▶ **What you should do**: Copy every entry word for word, but skip the pictures.

▶ **Data for the task**:
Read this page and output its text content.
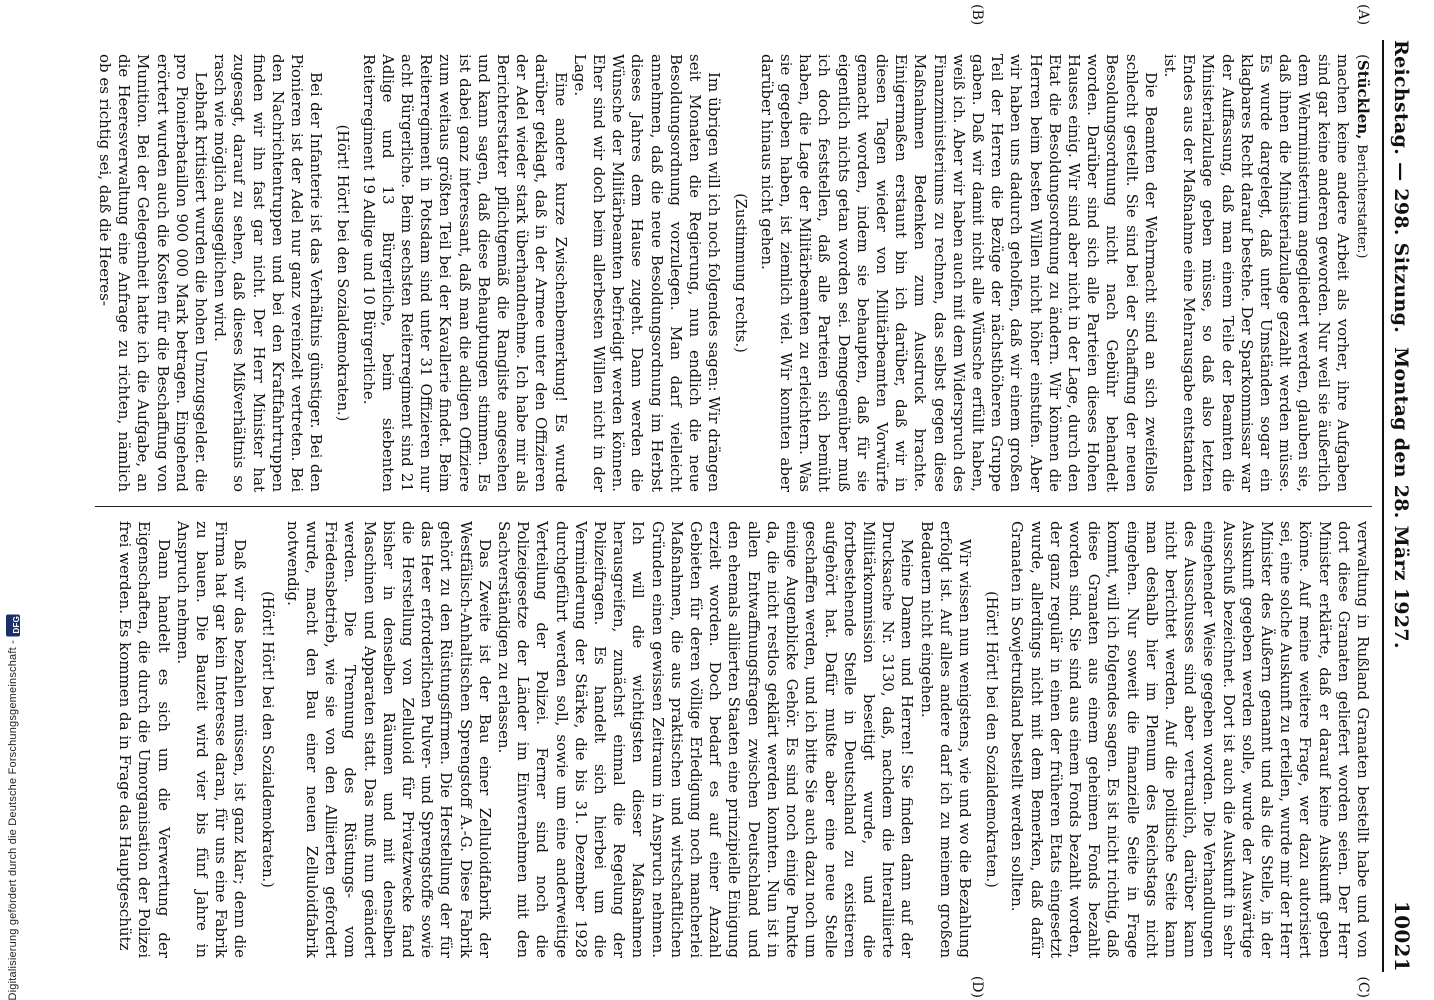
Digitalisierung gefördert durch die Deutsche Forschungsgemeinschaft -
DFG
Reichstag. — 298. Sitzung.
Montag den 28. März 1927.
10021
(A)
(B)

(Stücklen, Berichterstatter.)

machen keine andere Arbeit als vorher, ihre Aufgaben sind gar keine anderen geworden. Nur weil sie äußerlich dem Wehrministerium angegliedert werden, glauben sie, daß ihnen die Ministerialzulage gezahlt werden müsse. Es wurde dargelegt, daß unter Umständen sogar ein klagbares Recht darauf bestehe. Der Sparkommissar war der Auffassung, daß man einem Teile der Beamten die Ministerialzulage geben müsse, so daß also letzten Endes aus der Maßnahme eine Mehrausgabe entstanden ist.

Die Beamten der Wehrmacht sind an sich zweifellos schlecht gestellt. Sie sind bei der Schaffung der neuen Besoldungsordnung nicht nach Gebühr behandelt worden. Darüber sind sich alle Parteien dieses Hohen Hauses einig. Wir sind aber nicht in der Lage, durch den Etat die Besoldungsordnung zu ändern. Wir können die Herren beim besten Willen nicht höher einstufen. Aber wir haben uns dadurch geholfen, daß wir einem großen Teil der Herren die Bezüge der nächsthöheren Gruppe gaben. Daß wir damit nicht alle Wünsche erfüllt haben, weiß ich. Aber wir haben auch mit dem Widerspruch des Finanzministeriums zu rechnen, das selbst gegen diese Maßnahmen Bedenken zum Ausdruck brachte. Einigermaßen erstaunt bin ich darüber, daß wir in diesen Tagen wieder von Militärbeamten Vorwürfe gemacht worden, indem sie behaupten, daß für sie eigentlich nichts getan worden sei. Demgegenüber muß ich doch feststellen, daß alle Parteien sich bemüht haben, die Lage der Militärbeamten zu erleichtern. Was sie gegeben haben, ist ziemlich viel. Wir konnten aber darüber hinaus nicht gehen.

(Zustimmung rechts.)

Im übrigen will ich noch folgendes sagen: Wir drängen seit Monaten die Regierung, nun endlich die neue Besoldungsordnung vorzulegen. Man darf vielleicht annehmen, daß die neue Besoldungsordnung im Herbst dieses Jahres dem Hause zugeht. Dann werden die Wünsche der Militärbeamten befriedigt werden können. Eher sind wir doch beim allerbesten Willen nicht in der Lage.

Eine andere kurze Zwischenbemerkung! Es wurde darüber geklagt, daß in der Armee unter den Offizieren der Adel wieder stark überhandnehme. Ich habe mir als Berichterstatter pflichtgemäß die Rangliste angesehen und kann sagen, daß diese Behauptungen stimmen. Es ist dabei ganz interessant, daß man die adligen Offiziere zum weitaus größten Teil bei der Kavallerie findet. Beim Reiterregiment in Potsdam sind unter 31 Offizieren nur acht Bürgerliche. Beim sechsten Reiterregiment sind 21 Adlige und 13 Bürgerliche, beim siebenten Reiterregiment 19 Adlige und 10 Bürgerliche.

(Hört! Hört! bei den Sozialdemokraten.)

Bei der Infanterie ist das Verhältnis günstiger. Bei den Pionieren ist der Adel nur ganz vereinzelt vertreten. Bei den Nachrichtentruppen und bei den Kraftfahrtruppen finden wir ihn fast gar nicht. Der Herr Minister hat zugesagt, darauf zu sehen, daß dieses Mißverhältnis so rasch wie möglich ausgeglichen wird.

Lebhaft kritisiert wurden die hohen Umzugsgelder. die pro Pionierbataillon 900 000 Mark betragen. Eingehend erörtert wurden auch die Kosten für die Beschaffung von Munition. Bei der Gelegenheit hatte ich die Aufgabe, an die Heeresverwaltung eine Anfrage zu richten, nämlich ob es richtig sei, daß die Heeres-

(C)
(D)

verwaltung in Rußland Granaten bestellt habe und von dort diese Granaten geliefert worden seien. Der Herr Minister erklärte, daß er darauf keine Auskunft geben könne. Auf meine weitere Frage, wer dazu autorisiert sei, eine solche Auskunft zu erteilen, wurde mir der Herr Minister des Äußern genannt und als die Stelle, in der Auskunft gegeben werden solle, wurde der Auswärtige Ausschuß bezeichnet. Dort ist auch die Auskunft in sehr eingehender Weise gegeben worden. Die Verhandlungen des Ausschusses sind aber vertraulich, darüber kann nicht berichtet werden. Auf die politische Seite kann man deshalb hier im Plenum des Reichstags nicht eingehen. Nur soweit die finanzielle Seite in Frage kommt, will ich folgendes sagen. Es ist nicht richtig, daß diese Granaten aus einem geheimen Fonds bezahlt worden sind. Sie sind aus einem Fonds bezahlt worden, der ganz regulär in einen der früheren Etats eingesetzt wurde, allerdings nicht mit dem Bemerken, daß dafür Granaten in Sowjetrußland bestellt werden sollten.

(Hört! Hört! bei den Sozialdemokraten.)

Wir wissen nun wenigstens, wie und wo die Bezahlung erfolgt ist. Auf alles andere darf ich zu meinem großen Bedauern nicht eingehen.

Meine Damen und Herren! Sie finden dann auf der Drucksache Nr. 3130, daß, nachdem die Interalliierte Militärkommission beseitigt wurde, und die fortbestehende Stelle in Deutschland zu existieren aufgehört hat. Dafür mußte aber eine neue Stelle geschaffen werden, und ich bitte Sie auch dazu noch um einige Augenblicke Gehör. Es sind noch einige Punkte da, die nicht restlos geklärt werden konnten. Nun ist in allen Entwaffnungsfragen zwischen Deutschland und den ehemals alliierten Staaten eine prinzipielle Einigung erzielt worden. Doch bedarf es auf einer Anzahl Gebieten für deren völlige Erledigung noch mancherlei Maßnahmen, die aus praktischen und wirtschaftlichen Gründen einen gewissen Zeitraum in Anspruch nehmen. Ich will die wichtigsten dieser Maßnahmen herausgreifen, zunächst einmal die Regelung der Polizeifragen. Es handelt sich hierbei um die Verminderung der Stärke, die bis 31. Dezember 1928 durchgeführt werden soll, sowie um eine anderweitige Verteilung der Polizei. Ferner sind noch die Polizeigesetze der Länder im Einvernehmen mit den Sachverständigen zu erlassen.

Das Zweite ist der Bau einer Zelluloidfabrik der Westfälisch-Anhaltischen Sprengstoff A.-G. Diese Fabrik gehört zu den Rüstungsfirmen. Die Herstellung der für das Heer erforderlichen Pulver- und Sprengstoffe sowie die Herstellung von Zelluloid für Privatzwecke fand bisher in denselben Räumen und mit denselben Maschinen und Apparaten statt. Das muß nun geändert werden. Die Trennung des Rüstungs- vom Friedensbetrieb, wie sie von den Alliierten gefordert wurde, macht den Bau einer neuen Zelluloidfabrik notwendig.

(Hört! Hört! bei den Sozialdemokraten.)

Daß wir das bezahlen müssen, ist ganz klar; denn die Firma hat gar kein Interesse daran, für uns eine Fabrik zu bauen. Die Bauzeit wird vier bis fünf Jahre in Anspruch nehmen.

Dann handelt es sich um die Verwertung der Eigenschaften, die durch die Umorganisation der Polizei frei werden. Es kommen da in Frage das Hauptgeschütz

▶ **Completed exercise**:
Read this page and output its text content.
Digitalisierung gefördert durch die Deutsche Forschungsgemeinschaft -
DFG
Reichstag. — 298. Sitzung.
Montag den 28. März 1927.
10021
(A)
(B)

(Stücklen, Berichterstatter.)

machen keine andere Arbeit als vorher, ihre Aufgaben sind gar keine anderen geworden. Nur weil sie äußerlich dem Wehrministerium angegliedert werden, glauben sie, daß ihnen die Ministerialzulage gezahlt werden müsse. Es wurde dargelegt, daß unter Umständen sogar ein klagbares Recht darauf bestehe. Der Sparkommissar war der Auffassung, daß man einem Teile der Beamten die Ministerialzulage geben müsse, so daß also letzten Endes aus der Maßnahme eine Mehrausgabe entstanden ist.

Die Beamten der Wehrmacht sind an sich zweifellos schlecht gestellt. Sie sind bei der Schaffung der neuen Besoldungsordnung nicht nach Gebühr behandelt worden. Darüber sind sich alle Parteien dieses Hohen Hauses einig. Wir sind aber nicht in der Lage, durch den Etat die Besoldungsordnung zu ändern. Wir können die Herren beim besten Willen nicht höher einstufen. Aber wir haben uns dadurch geholfen, daß wir einem großen Teil der Herren die Bezüge der nächsthöheren Gruppe gaben. Daß wir damit nicht alle Wünsche erfüllt haben, weiß ich. Aber wir haben auch mit dem Widerspruch des Finanzministeriums zu rechnen, das selbst gegen diese Maßnahmen Bedenken zum Ausdruck brachte. Einigermaßen erstaunt bin ich darüber, daß wir in diesen Tagen wieder von Militärbeamten Vorwürfe gemacht worden, indem sie behaupten, daß für sie eigentlich nichts getan worden sei. Demgegenüber muß ich doch feststellen, daß alle Parteien sich bemüht haben, die Lage der Militärbeamten zu erleichtern. Was sie gegeben haben, ist ziemlich viel. Wir konnten aber darüber hinaus nicht gehen.

(Zustimmung rechts.)

Im übrigen will ich noch folgendes sagen: Wir drängen seit Monaten die Regierung, nun endlich die neue Besoldungsordnung vorzulegen. Man darf vielleicht annehmen, daß die neue Besoldungsordnung im Herbst dieses Jahres dem Hause zugeht. Dann werden die Wünsche der Militärbeamten befriedigt werden können. Eher sind wir doch beim allerbesten Willen nicht in der Lage.

Eine andere kurze Zwischenbemerkung! Es wurde darüber geklagt, daß in der Armee unter den Offizieren der Adel wieder stark überhandnehme. Ich habe mir als Berichterstatter pflichtgemäß die Rangliste angesehen und kann sagen, daß diese Behauptungen stimmen. Es ist dabei ganz interessant, daß man die adligen Offiziere zum weitaus größten Teil bei der Kavallerie findet. Beim Reiterregiment in Potsdam sind unter 31 Offizieren nur acht Bürgerliche. Beim sechsten Reiterregiment sind 21 Adlige und 13 Bürgerliche, beim siebenten Reiterregiment 19 Adlige und 10 Bürgerliche.

(Hört! Hört! bei den Sozialdemokraten.)

Bei der Infanterie ist das Verhältnis günstiger. Bei den Pionieren ist der Adel nur ganz vereinzelt vertreten. Bei den Nachrichtentruppen und bei den Kraftfahrtruppen finden wir ihn fast gar nicht. Der Herr Minister hat zugesagt, darauf zu sehen, daß dieses Mißverhältnis so rasch wie möglich ausgeglichen wird.

Lebhaft kritisiert wurden die hohen Umzugsgelder. die pro Pionierbataillon 900 000 Mark betragen. Eingehend erörtert wurden auch die Kosten für die Beschaffung von Munition. Bei der Gelegenheit hatte ich die Aufgabe, an die Heeresverwaltung eine Anfrage zu richten, nämlich ob es richtig sei, daß die Heeres-

(C)
(D)

verwaltung in Rußland Granaten bestellt habe und von dort diese Granaten geliefert worden seien. Der Herr Minister erklärte, daß er darauf keine Auskunft geben könne. Auf meine weitere Frage, wer dazu autorisiert sei, eine solche Auskunft zu erteilen, wurde mir der Herr Minister des Äußern genannt und als die Stelle, in der Auskunft gegeben werden solle, wurde der Auswärtige Ausschuß bezeichnet. Dort ist auch die Auskunft in sehr eingehender Weise gegeben worden. Die Verhandlungen des Ausschusses sind aber vertraulich, darüber kann nicht berichtet werden. Auf die politische Seite kann man deshalb hier im Plenum des Reichstags nicht eingehen. Nur soweit die finanzielle Seite in Frage kommt, will ich folgendes sagen. Es ist nicht richtig, daß diese Granaten aus einem geheimen Fonds bezahlt worden sind. Sie sind aus einem Fonds bezahlt worden, der ganz regulär in einen der früheren Etats eingesetzt wurde, allerdings nicht mit dem Bemerken, daß dafür Granaten in Sowjetrußland bestellt werden sollten.

(Hört! Hört! bei den Sozialdemokraten.)

Wir wissen nun wenigstens, wie und wo die Bezahlung erfolgt ist. Auf alles andere darf ich zu meinem großen Bedauern nicht eingehen.

Meine Damen und Herren! Sie finden dann auf der Drucksache Nr. 3130, daß, nachdem die Interalliierte Militärkommission beseitigt wurde, und die fortbestehende Stelle in Deutschland zu existieren aufgehört hat. Dafür mußte aber eine neue Stelle geschaffen werden, und ich bitte Sie auch dazu noch um einige Augenblicke Gehör. Es sind noch einige Punkte da, die nicht restlos geklärt werden konnten. Nun ist in allen Entwaffnungsfragen zwischen Deutschland und den ehemals alliierten Staaten eine prinzipielle Einigung erzielt worden. Doch bedarf es auf einer Anzahl Gebieten für deren völlige Erledigung noch mancherlei Maßnahmen, die aus praktischen und wirtschaftlichen Gründen einen gewissen Zeitraum in Anspruch nehmen. Ich will die wichtigsten dieser Maßnahmen herausgreifen, zunächst einmal die Regelung der Polizeifragen. Es handelt sich hierbei um die Verminderung der Stärke, die bis 31. Dezember 1928 durchgeführt werden soll, sowie um eine anderweitige Verteilung der Polizei. Ferner sind noch die Polizeigesetze der Länder im Einvernehmen mit den Sachverständigen zu erlassen.

Das Zweite ist der Bau einer Zelluloidfabrik der Westfälisch-Anhaltischen Sprengstoff A.-G. Diese Fabrik gehört zu den Rüstungsfirmen. Die Herstellung der für das Heer erforderlichen Pulver- und Sprengstoffe sowie die Herstellung von Zelluloid für Privatzwecke fand bisher in denselben Räumen und mit denselben Maschinen und Apparaten statt. Das muß nun geändert werden. Die Trennung des Rüstungs- vom Friedensbetrieb, wie sie von den Alliierten gefordert wurde, macht den Bau einer neuen Zelluloidfabrik notwendig.

(Hört! Hört! bei den Sozialdemokraten.)

Daß wir das bezahlen müssen, ist ganz klar; denn die Firma hat gar kein Interesse daran, für uns eine Fabrik zu bauen. Die Bauzeit wird vier bis fünf Jahre in Anspruch nehmen.

Dann handelt es sich um die Verwertung der Eigenschaften, die durch die Umorganisation der Polizei frei werden. Es kommen da in Frage das Hauptgeschütz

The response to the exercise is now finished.